§ Page:
[Mlir-commits] [mlir] [mlir][scf] Add reductions support to `scf.parallel` fusion (PR #75955)

Wed Jan 3 04:10:35 PST 2024

================
@@ -131,29 +131,83 @@ static bool isFusionLegal(ParallelOp firstPloop, ParallelOp secondPloop,
 }
 
 /// Prepends operations of firstPloop's body into secondPloop's body.
-static void fuseIfLegal(ParallelOp firstPloop, ParallelOp secondPloop,
-                        OpBuilder b,
+/// Updates secondPloop with new loop.
+static void fuseIfLegal(ParallelOp firstPloop, ParallelOp &secondPloop,
+                        OpBuilder builder,
                         llvm::function_ref<bool(Value, Value)> mayAlias) {
+  Block *block1 = firstPloop.getBody();
+  Block *block2 = secondPloop.getBody();
   IRMapping firstToSecondPloopIndices;
-  firstToSecondPloopIndices.map(firstPloop.getBody()->getArguments(),
-                                secondPloop.getBody()->getArguments());
+  firstToSecondPloopIndices.map(block1->getArguments(), block2->getArguments());
 
   if (!isFusionLegal(firstPloop, secondPloop, firstToSecondPloopIndices,
                      mayAlias))
     return;
 
-  b.setInsertionPointToStart(secondPloop.getBody());
-  for (auto &op : firstPloop.getBody()->without_terminator())

§ Set of tasks:
**A.** List every parameter in the updated declaration of fuseIfLegal in the scf.parallel fusion diff, each with its type.
**B.** Answer these questions from the scf.parallel fusion diff:
(i) What is the pull request number?
(ii) What name replaces the OpBuilder parameter b?
(iii) What value is block2 initialized to?
**C.** Continue the scf.parallel fusion diff from its last line.

§ Entries provided:
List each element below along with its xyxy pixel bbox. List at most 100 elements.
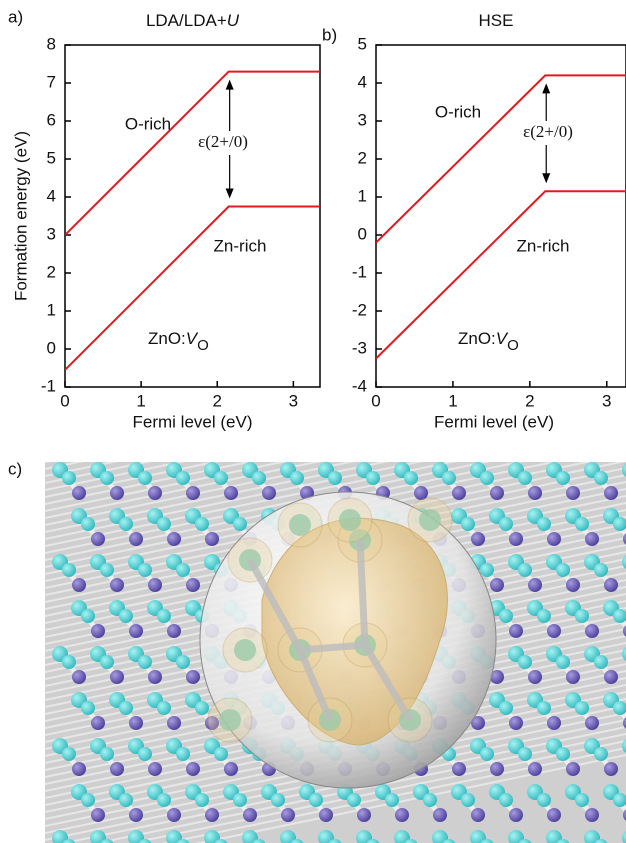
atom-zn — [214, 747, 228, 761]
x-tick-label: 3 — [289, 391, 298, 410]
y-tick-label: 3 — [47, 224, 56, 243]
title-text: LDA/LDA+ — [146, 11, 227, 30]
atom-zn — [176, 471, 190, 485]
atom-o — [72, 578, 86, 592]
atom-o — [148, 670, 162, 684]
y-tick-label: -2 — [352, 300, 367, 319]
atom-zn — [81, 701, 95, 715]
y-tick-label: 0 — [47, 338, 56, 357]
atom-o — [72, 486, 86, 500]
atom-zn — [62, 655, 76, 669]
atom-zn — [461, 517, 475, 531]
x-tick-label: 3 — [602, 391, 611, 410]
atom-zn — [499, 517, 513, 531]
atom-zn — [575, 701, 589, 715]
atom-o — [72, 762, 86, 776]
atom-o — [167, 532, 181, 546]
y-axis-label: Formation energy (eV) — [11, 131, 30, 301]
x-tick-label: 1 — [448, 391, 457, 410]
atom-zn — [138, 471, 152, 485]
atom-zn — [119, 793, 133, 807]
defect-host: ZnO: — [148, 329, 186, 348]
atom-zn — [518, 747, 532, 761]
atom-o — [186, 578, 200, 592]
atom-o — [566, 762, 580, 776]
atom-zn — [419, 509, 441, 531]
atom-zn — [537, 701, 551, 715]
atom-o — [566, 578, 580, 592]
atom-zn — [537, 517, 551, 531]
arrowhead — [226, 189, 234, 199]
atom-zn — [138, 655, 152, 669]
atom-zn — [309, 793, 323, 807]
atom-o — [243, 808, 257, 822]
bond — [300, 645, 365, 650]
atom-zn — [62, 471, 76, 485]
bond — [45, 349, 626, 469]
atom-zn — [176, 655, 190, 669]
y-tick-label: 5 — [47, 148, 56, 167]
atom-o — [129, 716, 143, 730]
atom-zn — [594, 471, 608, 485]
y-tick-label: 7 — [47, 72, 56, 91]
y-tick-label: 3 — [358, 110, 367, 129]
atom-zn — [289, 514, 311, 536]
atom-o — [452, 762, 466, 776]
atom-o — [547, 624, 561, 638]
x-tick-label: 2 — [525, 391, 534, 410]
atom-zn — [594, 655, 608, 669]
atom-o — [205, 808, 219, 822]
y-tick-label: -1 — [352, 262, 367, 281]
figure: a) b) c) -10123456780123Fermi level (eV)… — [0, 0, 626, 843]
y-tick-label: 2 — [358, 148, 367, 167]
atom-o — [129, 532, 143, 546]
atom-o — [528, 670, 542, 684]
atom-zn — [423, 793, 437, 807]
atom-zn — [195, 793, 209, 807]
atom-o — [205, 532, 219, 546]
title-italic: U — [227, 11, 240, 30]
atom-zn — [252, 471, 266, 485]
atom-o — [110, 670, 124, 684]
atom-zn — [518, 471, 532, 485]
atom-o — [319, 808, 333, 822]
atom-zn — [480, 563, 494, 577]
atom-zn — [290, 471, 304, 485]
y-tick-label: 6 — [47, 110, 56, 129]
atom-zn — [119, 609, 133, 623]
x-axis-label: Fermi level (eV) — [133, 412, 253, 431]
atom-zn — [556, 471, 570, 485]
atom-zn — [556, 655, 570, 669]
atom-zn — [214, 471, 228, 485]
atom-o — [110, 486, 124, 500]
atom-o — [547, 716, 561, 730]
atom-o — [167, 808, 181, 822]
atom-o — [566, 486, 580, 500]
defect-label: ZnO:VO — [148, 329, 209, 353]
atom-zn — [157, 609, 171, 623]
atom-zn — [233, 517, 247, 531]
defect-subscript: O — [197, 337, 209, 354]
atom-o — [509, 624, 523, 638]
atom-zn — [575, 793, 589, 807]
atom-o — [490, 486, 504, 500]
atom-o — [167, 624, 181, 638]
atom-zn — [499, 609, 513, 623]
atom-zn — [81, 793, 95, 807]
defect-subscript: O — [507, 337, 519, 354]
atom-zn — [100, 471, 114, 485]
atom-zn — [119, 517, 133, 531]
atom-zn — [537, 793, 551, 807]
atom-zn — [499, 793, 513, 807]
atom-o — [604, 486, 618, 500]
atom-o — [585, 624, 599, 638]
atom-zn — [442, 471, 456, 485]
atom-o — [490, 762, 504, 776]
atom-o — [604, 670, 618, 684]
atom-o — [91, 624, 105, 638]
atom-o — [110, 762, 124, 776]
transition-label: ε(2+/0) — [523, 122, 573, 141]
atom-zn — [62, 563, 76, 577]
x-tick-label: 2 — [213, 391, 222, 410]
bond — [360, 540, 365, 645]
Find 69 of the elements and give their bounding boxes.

--

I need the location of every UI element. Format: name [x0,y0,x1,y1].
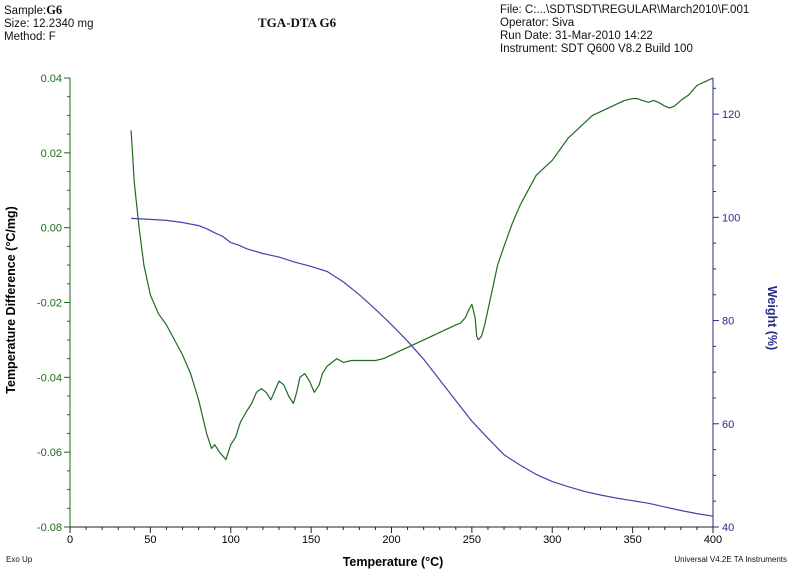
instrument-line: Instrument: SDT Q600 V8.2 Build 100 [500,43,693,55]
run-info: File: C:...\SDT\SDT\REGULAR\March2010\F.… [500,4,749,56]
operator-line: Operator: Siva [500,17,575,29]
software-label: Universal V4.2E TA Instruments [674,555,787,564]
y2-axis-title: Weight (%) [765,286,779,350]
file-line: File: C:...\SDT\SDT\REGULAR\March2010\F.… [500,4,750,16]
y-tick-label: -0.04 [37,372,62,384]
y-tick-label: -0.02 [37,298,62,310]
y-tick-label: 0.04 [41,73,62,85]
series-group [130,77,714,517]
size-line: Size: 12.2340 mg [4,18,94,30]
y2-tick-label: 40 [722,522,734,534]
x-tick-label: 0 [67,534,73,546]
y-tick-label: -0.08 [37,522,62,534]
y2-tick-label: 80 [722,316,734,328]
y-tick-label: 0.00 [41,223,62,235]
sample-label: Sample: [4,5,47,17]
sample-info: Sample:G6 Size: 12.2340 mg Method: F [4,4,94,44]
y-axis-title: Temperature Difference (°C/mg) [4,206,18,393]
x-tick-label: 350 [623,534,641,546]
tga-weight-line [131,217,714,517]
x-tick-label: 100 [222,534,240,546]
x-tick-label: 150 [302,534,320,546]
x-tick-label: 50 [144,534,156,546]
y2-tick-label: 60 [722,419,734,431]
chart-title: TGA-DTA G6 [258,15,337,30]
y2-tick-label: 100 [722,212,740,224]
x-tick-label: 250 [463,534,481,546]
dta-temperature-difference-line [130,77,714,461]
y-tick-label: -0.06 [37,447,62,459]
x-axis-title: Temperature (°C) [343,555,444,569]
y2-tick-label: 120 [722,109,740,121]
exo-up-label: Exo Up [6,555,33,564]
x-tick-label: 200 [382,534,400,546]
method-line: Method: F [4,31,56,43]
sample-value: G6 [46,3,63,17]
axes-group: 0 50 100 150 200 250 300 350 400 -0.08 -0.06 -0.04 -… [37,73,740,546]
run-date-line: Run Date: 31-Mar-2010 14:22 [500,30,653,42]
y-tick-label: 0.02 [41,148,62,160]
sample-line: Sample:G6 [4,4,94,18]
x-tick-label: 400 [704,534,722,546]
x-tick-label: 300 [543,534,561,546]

§ Outputs:
**A.**
ParallelOp firstPloop
ParallelOp &secondPloop
OpBuilder builder
llvm::function_ref<bool(Value, Value)> mayAlias

**B.**
(i) 75955
(ii) builder
(iii) secondPloop.getBody()

**C.**
-    b.clone(op, firstToSecondPloopIndices);
+  DominanceInfo dom;
+  for (Operation *user : firstPloop->getUsers())
+    if (!dom.properlyDominates(secondPloop, user, /*enclosingOpOk*/ false))
+      return;
+
+  ValueRange inits1 = firstPloop.getInitVals();
+  ValueRange inits2 = secondPloop.getInitVals();
+
+  SmallVector<Value> newInitVars(inits1.begin(), inits1.end());
+  newInitVars.append(inits2.begin(), inits2.end());
+
+  IRRewriter b(builder);
+  b.setInsertionPoint(secondPloop);
+  auto newSecondPloop = b.create<ParallelOp>(
+      secondPloop.getLoc(), secondPloop.getLowerBound(),
+      secondPloop.getUpperBound(), secondPloop.getStep(), newInitVars);
+
+  Block *newBlock = newSecondPloop.getBody();
+  auto term1 = cast<ReduceOp>(block1->getTerminator());
+  auto term2 = cast<ReduceOp>(block2->getTerminator());
+
+  b.inlineBlockBefore(block2, newBlock, newBlock->begin(),
----------------
rengolin wrote:

What's the difference between:
* Inlining the first loop into the second (old behaviour), and
* Creating a third loop and inlining the second, then the first into it (new behaviour)?

These seem the same to me?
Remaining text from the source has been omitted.